Directive: How many lines of the material below contain the string "month"? Answer with the number and nothing else.

Available records:
++++++++

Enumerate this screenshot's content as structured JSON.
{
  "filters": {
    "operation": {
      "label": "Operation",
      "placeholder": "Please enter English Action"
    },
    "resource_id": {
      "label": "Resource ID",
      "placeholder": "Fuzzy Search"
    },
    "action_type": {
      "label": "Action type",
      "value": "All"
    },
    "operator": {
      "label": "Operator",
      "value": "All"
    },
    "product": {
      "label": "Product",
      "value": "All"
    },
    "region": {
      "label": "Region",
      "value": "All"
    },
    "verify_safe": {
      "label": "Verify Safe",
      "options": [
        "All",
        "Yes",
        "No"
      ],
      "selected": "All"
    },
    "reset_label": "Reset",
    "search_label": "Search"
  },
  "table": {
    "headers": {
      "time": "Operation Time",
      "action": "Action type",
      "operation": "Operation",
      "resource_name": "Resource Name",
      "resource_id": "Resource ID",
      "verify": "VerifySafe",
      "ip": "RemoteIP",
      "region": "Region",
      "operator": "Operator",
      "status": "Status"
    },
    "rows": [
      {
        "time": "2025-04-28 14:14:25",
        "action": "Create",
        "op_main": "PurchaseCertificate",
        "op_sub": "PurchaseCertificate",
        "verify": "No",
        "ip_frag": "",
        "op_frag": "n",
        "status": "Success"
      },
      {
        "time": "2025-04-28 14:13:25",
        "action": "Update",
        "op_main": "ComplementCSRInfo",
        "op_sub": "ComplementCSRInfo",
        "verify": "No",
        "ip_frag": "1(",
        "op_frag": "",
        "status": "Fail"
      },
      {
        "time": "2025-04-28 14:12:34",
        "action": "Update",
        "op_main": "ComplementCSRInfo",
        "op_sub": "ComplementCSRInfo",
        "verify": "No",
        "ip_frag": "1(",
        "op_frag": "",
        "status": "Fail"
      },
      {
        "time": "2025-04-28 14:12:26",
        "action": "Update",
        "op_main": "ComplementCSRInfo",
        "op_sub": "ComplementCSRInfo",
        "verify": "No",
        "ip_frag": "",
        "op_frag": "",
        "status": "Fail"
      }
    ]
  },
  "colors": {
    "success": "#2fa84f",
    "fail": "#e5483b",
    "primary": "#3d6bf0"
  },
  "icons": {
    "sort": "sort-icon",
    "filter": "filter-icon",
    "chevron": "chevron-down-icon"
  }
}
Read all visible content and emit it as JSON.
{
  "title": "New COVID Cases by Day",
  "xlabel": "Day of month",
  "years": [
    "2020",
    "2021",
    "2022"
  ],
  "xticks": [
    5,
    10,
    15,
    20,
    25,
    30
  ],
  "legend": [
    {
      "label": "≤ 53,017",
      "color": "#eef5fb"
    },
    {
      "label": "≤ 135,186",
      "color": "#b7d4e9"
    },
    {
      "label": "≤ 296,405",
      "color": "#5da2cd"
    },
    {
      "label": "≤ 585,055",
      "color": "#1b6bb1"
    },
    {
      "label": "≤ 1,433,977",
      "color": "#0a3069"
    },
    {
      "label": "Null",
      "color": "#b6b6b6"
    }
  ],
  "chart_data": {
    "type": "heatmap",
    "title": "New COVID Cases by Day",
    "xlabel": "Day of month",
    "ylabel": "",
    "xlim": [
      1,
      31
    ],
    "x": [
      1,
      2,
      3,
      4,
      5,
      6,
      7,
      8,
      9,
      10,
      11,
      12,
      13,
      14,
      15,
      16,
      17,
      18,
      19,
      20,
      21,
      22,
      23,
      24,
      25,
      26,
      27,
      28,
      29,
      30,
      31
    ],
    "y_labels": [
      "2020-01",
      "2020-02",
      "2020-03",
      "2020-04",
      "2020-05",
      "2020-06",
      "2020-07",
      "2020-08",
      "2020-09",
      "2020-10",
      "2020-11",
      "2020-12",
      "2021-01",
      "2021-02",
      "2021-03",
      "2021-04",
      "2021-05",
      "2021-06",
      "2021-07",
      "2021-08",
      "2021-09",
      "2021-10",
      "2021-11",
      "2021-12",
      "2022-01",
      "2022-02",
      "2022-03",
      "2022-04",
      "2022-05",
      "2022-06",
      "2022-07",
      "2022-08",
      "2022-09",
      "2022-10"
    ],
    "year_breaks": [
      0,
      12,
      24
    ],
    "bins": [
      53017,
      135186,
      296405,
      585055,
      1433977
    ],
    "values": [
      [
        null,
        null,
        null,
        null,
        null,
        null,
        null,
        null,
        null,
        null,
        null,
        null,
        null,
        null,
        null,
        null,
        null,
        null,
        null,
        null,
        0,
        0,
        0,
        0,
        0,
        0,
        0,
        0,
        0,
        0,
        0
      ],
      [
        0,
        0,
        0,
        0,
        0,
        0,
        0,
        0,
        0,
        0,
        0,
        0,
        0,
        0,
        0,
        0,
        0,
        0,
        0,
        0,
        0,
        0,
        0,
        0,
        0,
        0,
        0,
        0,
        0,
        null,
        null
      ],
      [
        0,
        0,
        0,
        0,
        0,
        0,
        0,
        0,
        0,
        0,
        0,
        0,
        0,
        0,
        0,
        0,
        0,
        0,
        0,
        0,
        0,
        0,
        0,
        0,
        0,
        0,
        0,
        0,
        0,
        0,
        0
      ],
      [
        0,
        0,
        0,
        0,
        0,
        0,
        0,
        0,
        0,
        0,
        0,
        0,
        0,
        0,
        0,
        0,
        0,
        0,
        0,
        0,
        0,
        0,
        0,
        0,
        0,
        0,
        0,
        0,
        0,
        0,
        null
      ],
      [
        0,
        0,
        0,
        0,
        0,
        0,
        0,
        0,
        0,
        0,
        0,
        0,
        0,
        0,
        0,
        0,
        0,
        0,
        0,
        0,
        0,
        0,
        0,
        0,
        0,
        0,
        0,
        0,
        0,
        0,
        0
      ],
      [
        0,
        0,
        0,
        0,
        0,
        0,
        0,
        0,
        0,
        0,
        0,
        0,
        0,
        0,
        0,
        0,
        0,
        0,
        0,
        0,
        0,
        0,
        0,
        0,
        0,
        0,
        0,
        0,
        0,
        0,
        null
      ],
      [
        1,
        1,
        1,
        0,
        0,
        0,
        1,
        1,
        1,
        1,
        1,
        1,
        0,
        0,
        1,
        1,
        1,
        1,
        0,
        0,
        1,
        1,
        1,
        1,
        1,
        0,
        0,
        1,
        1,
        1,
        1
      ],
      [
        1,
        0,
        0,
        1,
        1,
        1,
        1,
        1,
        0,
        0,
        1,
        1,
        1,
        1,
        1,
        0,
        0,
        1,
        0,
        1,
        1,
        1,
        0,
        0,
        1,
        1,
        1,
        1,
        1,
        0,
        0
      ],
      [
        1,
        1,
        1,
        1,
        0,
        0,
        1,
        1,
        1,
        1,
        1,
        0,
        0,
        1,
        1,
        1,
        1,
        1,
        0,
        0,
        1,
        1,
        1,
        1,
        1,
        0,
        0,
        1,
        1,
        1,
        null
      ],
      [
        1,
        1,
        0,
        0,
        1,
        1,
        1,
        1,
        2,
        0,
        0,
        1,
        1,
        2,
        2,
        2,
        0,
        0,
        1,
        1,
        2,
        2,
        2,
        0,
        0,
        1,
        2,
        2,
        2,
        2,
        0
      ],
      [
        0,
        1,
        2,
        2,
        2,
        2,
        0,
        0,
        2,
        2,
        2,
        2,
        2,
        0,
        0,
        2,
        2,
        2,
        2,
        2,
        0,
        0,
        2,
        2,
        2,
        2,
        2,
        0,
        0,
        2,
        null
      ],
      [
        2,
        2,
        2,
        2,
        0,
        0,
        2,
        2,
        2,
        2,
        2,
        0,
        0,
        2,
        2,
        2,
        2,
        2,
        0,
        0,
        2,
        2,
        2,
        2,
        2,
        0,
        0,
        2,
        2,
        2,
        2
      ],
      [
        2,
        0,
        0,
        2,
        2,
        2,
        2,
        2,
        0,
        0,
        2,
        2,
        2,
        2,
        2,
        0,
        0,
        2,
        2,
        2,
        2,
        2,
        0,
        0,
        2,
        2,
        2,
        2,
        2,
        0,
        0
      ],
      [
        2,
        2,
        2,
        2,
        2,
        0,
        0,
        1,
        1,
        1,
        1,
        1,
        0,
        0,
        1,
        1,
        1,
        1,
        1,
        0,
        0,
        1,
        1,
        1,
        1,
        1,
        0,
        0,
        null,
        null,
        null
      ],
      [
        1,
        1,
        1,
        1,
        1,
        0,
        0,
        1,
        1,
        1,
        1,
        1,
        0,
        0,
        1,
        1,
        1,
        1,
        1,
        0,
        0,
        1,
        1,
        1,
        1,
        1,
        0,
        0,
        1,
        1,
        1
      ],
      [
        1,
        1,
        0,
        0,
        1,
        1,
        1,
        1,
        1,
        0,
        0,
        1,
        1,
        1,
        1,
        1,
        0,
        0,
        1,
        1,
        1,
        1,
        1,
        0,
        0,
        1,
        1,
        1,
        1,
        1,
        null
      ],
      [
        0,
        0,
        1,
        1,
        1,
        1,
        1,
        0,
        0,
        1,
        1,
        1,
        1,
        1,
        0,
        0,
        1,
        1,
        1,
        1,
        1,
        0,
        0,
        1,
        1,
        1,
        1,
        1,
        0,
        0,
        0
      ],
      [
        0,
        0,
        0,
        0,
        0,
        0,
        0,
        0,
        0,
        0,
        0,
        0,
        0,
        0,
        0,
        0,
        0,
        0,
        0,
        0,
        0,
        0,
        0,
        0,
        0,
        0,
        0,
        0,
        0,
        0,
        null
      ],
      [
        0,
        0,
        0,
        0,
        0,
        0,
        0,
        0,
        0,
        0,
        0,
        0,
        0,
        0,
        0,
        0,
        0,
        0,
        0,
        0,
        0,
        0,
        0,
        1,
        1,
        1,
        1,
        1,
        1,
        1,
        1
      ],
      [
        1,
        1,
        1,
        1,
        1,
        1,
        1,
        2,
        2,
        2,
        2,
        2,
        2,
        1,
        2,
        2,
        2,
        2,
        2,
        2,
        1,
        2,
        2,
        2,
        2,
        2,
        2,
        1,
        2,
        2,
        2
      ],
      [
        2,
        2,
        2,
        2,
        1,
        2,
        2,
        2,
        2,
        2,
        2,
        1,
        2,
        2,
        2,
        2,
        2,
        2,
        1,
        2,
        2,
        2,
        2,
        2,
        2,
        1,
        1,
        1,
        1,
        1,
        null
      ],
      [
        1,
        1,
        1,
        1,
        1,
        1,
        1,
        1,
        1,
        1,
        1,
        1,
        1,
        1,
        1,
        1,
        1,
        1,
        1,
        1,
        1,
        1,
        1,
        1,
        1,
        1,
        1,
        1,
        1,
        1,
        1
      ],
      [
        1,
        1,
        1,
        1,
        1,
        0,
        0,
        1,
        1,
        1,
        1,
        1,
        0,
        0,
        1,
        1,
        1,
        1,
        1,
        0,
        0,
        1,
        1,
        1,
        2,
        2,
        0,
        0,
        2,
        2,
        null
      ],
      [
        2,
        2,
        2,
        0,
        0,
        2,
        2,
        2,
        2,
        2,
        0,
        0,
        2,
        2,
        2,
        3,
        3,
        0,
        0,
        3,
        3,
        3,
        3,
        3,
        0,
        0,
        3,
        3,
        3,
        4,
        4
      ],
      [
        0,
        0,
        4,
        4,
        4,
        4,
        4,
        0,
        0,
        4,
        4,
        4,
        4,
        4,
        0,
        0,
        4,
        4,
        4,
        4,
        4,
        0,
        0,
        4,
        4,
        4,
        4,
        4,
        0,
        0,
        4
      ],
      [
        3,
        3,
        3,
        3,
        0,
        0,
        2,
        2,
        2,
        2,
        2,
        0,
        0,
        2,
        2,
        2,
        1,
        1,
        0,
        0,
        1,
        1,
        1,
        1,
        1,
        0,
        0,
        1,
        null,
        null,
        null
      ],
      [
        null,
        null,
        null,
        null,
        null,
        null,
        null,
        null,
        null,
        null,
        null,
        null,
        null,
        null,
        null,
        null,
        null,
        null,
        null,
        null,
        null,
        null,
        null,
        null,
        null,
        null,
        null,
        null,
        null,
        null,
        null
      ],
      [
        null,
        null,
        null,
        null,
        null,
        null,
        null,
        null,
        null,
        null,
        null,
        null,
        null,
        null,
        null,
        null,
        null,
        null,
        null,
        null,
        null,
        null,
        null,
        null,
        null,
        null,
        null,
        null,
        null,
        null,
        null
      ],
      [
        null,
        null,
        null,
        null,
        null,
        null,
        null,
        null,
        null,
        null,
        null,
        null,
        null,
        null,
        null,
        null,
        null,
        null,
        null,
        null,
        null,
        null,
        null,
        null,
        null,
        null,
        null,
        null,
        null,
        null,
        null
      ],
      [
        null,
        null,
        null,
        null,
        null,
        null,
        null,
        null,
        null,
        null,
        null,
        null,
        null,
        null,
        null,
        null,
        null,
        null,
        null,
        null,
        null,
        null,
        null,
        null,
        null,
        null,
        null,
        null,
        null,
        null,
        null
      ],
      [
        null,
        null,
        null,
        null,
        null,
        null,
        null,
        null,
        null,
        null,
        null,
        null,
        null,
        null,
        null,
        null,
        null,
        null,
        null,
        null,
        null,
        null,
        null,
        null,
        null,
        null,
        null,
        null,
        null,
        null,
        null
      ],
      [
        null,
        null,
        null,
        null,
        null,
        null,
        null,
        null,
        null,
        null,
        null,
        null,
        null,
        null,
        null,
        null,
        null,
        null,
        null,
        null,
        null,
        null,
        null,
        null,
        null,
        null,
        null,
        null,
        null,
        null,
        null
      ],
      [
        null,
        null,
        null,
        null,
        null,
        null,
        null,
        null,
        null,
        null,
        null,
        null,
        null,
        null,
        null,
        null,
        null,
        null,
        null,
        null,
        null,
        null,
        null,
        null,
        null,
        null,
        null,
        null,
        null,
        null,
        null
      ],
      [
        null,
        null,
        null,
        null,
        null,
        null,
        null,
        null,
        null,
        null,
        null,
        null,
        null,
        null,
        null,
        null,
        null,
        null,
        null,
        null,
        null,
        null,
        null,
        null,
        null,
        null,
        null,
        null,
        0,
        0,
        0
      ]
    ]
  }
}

++++++++

Written response: 2